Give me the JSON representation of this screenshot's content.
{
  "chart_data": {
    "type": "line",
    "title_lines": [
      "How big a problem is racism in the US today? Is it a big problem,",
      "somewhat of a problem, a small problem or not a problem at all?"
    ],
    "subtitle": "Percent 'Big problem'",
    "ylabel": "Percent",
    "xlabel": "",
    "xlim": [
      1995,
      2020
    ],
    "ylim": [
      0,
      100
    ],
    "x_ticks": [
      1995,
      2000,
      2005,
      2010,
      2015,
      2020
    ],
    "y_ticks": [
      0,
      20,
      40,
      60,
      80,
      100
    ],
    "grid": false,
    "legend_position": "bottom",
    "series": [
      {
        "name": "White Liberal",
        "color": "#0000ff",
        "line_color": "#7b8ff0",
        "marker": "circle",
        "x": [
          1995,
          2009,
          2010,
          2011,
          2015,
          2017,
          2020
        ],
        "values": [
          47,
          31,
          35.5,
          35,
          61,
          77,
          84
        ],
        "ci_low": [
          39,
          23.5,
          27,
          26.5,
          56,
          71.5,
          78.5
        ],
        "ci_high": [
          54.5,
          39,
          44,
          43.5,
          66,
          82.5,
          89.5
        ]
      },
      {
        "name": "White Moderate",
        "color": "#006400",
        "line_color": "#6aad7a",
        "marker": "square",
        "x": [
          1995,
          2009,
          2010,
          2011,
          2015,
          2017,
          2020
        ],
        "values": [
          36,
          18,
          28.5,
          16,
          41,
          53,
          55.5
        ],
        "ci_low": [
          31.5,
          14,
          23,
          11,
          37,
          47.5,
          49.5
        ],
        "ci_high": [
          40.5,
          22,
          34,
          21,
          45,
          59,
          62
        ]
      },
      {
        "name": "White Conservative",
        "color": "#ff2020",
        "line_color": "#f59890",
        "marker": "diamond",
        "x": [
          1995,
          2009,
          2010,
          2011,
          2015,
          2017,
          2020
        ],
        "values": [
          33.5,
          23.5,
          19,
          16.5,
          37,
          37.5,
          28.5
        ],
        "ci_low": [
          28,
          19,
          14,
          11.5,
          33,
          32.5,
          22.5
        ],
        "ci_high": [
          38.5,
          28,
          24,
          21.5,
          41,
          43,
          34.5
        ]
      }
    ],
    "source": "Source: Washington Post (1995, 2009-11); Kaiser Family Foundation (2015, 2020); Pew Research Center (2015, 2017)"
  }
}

--------------------

Figure out how many lines above include the string "marker", then report that number and nothing else.

3